[Exercise task]:
Below, find each line holding "assign" and state how many there are, using the number alone.

[Lines of data]:
▶

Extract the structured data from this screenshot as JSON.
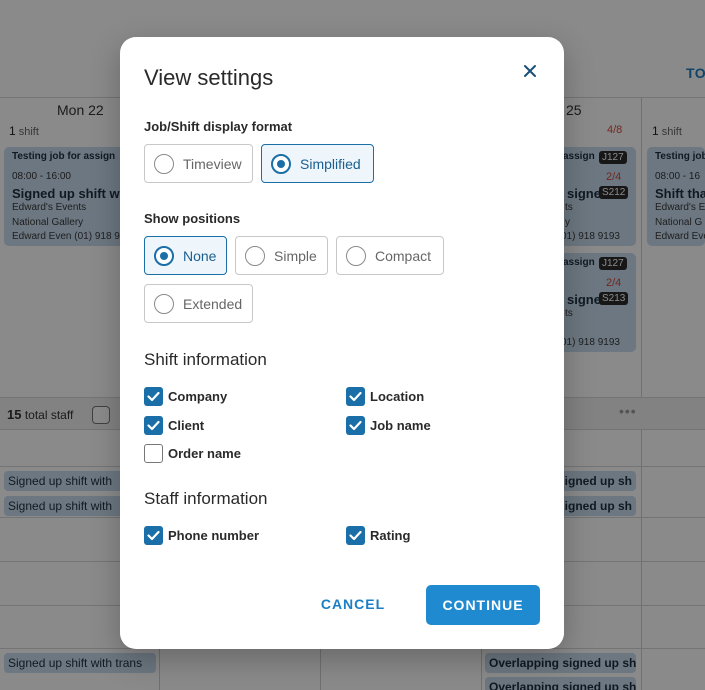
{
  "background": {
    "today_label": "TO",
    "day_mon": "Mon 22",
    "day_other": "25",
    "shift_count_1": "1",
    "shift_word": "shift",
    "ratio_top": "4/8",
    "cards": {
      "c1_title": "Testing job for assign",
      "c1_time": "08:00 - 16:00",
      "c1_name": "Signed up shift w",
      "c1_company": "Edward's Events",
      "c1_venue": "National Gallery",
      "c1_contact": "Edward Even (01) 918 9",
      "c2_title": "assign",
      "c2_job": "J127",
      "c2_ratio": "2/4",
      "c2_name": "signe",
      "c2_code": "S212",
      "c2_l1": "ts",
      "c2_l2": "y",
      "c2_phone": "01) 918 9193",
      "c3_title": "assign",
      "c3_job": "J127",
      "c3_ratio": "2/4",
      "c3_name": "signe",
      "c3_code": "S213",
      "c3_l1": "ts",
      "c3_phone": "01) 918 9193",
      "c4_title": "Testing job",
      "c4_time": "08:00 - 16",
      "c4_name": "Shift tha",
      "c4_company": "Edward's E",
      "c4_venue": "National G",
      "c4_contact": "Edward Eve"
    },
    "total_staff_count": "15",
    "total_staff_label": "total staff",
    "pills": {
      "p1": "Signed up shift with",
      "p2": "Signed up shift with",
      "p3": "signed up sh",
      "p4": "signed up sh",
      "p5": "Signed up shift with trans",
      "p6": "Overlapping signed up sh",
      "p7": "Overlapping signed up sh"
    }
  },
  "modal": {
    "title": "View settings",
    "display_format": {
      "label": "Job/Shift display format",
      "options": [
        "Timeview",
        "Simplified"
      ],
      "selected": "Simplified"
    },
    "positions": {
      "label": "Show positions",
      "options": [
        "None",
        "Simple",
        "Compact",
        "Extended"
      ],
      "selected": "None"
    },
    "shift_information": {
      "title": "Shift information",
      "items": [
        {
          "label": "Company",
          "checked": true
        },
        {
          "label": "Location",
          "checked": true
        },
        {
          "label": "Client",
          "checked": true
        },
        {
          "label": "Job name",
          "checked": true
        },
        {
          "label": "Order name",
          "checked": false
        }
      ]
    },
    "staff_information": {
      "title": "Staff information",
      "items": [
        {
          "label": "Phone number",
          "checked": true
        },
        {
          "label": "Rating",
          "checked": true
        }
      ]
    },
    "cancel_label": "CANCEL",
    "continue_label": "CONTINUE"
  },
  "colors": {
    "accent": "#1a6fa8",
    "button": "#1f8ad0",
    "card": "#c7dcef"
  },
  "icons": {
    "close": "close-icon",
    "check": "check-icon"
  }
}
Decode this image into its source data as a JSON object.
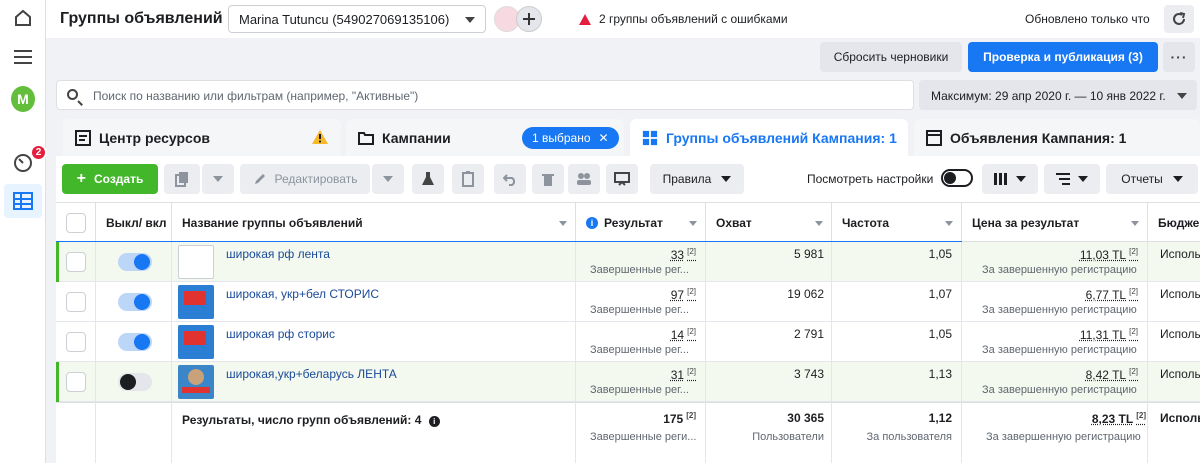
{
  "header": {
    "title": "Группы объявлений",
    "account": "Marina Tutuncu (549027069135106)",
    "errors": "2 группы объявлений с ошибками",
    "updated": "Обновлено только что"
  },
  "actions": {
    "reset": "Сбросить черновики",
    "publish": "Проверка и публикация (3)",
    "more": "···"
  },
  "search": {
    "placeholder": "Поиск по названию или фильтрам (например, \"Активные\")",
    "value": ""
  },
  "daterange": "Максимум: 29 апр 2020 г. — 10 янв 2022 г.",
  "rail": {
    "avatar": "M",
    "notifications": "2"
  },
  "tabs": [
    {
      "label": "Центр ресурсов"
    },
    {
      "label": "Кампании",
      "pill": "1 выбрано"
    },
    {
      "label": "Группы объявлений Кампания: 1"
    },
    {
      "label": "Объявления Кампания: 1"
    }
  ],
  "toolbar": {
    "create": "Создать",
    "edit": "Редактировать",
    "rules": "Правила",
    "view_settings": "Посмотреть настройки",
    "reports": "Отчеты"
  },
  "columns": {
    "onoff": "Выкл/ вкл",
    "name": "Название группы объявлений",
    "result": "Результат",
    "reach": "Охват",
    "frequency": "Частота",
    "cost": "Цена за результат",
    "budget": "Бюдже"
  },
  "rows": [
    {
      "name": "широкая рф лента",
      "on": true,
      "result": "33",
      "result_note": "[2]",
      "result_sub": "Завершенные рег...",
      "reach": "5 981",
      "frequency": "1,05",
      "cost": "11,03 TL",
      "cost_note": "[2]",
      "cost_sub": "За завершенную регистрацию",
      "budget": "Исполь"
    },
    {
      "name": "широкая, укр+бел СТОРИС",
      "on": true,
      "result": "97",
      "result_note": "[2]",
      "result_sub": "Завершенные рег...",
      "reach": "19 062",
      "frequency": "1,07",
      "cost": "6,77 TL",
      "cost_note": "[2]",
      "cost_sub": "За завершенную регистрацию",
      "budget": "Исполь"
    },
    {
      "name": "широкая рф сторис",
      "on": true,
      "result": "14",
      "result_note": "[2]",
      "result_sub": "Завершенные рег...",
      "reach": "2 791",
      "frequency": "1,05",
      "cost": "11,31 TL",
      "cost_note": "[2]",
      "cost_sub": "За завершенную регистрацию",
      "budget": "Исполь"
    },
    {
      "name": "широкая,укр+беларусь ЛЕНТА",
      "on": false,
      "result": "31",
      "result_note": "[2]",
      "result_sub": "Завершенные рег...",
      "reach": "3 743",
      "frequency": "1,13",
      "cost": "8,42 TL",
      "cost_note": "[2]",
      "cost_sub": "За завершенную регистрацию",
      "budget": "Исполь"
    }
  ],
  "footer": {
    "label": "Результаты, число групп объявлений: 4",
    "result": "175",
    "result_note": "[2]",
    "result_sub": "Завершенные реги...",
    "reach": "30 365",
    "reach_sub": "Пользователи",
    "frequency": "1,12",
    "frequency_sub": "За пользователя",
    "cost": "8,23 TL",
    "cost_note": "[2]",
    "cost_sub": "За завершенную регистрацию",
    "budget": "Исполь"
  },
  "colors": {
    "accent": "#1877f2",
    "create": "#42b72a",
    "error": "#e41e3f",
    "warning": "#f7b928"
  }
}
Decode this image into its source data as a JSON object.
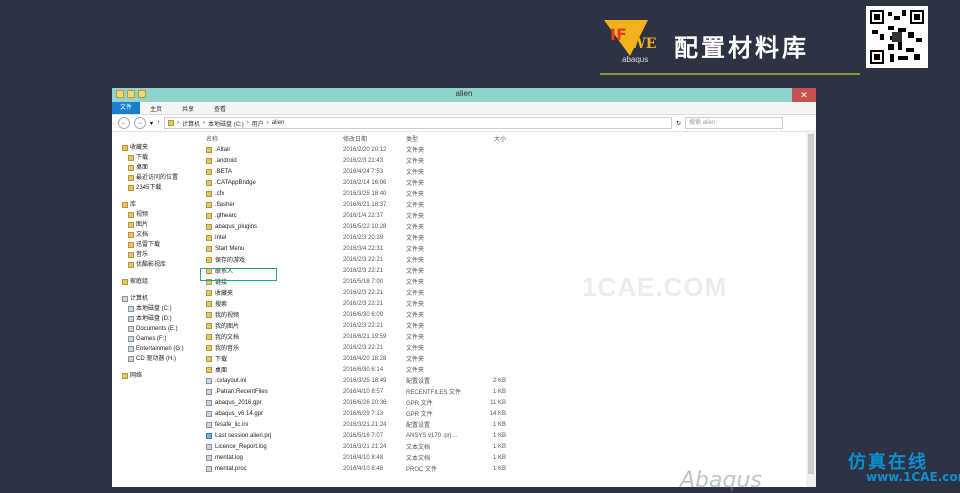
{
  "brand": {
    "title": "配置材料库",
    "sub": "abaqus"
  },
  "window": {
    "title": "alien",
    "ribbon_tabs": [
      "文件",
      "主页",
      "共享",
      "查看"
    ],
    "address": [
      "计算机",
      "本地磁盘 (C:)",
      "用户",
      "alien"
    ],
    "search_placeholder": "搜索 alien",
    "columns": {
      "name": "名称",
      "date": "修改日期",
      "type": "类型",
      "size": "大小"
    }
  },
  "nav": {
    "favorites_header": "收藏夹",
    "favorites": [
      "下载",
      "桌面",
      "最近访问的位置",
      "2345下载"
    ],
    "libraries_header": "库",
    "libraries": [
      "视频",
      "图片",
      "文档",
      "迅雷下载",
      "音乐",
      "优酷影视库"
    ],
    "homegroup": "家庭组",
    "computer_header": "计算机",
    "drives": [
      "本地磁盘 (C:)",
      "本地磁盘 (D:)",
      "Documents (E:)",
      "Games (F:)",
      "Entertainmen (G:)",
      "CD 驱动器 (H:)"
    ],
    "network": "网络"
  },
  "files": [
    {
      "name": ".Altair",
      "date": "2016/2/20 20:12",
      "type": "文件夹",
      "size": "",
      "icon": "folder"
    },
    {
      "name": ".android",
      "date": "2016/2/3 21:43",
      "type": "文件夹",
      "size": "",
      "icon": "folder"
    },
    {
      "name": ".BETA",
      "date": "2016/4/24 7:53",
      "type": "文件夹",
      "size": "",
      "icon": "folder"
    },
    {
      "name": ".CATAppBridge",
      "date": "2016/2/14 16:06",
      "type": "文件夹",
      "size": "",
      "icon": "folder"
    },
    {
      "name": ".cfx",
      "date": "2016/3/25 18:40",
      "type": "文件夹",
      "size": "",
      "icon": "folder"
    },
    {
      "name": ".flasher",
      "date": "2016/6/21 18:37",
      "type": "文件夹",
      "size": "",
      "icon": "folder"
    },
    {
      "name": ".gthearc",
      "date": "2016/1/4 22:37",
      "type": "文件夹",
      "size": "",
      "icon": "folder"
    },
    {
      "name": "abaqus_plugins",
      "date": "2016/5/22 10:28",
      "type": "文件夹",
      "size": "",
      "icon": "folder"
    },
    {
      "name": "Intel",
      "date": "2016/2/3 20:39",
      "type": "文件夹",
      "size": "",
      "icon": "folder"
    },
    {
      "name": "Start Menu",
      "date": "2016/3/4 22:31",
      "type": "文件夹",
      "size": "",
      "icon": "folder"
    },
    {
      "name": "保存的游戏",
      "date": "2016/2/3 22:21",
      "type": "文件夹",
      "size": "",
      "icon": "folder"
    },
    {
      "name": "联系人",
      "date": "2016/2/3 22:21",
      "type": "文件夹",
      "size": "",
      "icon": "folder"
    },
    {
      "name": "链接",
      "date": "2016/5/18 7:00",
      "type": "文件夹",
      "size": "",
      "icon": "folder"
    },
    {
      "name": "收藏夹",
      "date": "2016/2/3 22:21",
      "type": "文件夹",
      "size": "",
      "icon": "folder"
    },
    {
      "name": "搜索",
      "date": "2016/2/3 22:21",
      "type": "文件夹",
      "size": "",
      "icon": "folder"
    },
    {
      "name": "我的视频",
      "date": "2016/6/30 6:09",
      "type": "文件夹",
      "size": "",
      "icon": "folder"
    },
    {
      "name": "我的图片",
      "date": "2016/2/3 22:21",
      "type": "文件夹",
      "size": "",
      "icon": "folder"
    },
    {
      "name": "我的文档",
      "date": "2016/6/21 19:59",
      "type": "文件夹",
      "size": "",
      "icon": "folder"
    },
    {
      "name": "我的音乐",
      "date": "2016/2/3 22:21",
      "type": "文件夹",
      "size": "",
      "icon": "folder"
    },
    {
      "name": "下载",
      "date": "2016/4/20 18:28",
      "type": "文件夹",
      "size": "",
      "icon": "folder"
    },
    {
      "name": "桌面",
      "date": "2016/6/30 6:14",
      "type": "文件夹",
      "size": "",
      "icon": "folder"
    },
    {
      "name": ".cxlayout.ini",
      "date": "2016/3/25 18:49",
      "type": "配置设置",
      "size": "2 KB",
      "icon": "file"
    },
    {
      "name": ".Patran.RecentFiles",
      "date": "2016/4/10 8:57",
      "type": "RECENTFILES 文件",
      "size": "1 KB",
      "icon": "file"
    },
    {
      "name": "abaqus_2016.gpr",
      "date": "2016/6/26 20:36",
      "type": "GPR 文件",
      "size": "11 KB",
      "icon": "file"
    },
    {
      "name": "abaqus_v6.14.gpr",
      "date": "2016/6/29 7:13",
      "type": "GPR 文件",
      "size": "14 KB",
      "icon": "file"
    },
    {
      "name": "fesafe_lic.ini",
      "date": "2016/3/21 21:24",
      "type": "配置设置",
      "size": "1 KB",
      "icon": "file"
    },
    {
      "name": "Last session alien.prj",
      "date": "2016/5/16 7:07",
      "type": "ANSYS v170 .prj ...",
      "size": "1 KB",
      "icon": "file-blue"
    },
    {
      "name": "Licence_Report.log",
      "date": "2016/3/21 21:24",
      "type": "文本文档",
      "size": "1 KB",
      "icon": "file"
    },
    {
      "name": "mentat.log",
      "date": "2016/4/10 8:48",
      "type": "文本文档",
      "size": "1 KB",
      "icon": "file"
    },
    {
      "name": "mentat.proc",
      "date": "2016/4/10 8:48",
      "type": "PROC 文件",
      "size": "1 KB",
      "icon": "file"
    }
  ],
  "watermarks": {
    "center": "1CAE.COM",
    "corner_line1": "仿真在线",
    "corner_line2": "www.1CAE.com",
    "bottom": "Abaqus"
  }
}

◀

[Response to this exercise]:
3